**Exercise**
Wherever the word "right" appears in a line, extract that line.

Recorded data
+++++

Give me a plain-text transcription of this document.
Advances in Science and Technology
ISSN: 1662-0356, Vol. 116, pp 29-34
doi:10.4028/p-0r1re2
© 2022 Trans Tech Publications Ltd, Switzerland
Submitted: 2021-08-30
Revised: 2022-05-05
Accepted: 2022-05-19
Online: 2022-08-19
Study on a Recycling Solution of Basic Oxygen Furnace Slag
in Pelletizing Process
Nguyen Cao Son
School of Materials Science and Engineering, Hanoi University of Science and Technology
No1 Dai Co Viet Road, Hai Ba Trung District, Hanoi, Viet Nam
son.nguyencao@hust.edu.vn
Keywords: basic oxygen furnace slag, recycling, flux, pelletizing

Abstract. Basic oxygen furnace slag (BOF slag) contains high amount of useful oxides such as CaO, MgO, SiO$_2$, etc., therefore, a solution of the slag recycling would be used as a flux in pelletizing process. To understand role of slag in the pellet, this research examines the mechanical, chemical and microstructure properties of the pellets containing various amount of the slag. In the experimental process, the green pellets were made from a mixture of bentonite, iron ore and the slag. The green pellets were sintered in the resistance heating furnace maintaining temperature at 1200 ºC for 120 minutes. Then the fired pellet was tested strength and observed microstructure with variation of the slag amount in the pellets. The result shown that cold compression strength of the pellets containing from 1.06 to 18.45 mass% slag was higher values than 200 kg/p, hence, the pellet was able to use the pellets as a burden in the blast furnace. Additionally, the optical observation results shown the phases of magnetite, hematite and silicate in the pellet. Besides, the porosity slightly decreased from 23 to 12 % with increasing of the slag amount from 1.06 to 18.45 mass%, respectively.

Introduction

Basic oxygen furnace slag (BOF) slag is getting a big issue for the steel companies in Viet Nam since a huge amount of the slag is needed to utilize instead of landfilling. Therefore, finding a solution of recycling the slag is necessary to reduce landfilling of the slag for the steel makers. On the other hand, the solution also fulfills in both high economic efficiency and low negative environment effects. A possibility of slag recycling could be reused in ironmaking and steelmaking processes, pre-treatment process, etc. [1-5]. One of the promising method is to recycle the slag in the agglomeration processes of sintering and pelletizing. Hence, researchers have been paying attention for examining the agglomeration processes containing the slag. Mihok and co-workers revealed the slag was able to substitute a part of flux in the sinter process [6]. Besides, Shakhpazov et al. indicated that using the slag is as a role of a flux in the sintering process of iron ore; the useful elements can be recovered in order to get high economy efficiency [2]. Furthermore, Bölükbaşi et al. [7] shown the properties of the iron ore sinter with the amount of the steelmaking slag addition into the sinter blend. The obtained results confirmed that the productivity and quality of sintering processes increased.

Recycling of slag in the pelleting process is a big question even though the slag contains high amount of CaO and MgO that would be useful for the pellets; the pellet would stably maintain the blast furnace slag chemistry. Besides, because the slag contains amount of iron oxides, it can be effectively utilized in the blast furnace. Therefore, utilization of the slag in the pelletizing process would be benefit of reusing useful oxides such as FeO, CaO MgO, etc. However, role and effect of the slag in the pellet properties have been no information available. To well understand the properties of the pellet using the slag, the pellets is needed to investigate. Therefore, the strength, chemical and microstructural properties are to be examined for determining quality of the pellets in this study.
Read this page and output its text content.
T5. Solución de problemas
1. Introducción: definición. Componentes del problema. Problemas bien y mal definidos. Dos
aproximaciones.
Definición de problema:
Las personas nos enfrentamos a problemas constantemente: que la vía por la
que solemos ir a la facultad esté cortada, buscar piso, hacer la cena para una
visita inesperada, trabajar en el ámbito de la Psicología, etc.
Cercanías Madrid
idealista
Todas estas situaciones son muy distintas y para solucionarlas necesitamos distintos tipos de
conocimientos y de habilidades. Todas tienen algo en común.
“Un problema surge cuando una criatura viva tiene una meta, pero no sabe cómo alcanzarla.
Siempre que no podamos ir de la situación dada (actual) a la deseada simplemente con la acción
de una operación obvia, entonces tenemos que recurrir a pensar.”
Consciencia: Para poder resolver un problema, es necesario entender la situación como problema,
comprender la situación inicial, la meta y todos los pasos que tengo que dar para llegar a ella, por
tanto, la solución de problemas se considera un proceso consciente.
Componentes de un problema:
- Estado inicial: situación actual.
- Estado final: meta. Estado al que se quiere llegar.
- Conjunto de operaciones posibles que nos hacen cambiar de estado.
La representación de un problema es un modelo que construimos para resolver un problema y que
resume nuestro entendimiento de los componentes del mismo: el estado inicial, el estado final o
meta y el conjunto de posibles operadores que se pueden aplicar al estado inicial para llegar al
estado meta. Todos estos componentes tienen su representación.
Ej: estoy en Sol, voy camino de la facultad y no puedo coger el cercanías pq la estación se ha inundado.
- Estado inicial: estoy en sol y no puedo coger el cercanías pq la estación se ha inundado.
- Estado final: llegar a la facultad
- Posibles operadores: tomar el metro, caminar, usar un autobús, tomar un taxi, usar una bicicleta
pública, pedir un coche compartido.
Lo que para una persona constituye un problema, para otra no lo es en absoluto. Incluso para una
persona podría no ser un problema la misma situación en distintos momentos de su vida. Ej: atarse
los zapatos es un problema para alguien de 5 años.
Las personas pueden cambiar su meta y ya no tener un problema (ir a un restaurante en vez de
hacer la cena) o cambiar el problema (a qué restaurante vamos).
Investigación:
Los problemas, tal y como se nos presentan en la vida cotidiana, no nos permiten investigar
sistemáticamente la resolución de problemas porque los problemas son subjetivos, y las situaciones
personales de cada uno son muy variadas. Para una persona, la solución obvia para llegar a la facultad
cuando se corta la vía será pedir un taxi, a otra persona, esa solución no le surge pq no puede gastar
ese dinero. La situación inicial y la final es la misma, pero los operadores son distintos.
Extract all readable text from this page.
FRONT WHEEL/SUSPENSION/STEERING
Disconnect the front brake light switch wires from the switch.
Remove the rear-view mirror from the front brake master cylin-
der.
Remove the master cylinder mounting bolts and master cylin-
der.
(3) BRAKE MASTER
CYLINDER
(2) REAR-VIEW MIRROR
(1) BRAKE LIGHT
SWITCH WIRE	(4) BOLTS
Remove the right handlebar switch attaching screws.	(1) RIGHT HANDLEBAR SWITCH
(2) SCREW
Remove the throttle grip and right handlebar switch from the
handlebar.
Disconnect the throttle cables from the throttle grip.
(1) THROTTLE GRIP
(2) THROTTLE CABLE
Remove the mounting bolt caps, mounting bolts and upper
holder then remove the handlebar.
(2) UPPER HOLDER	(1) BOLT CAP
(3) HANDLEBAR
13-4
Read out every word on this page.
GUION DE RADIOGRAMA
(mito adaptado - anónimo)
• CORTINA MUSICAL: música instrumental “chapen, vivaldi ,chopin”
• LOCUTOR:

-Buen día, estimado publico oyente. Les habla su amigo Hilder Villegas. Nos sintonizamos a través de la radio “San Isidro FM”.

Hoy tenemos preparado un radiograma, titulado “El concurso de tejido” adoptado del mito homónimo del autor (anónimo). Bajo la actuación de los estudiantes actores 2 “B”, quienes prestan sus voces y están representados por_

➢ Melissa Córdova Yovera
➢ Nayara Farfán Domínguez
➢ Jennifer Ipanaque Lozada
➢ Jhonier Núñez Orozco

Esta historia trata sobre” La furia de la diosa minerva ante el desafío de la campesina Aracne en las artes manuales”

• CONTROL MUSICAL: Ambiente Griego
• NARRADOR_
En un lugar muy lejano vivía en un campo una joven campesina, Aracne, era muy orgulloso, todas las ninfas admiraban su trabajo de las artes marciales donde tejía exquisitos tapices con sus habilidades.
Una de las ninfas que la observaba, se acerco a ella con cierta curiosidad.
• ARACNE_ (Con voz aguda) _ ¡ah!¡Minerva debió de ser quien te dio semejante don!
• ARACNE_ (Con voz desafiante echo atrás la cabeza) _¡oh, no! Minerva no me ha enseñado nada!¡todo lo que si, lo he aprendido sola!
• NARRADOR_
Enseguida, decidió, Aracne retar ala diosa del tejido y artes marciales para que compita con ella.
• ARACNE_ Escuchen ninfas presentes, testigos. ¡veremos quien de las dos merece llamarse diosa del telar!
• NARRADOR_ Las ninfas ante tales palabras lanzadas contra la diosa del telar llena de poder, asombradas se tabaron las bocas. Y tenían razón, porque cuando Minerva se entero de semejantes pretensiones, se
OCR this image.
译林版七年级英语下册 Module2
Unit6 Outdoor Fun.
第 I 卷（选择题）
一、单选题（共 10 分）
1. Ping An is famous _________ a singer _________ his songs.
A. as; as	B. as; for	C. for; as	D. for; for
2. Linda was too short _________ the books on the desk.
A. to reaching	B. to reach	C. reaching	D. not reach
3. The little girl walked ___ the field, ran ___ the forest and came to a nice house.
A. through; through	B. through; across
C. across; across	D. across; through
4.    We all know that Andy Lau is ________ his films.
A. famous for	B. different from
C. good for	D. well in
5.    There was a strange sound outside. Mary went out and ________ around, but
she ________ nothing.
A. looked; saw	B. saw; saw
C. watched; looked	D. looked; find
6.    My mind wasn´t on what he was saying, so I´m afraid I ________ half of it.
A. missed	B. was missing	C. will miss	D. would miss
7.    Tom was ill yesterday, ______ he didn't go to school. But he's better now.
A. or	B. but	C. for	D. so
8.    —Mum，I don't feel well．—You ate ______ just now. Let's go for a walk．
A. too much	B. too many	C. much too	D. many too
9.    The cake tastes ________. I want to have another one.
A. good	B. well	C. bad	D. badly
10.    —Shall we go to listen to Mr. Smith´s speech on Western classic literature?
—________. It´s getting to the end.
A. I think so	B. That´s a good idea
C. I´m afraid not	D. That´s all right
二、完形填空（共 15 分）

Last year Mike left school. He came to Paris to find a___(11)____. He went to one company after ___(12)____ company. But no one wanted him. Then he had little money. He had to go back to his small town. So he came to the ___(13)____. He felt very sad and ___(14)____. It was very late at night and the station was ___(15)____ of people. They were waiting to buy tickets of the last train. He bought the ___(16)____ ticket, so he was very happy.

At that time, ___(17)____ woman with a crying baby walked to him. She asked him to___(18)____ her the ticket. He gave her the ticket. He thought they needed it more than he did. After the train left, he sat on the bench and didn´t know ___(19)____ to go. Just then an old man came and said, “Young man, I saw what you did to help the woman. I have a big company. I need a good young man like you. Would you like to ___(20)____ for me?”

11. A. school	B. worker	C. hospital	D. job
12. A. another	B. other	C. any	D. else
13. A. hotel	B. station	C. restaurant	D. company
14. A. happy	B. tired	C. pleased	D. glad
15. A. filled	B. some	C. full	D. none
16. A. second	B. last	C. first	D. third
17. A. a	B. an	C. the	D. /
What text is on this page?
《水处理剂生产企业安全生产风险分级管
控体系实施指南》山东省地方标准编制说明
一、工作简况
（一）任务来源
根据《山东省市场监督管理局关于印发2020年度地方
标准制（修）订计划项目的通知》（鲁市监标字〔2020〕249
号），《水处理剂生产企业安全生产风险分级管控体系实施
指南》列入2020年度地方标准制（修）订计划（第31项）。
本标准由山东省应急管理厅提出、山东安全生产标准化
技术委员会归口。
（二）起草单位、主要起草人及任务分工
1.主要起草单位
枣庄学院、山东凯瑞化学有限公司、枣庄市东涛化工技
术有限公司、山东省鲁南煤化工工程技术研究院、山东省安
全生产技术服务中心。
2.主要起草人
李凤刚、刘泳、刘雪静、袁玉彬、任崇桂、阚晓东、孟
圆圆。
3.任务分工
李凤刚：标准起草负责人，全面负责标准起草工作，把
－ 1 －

+++++

**The solution**
Remove the right handlebar switch attaching screws.	(1) RIGHT HANDLEBAR SWITCH
Remove the throttle grip and right handlebar switch from the
C. I´m afraid not	D. That´s all right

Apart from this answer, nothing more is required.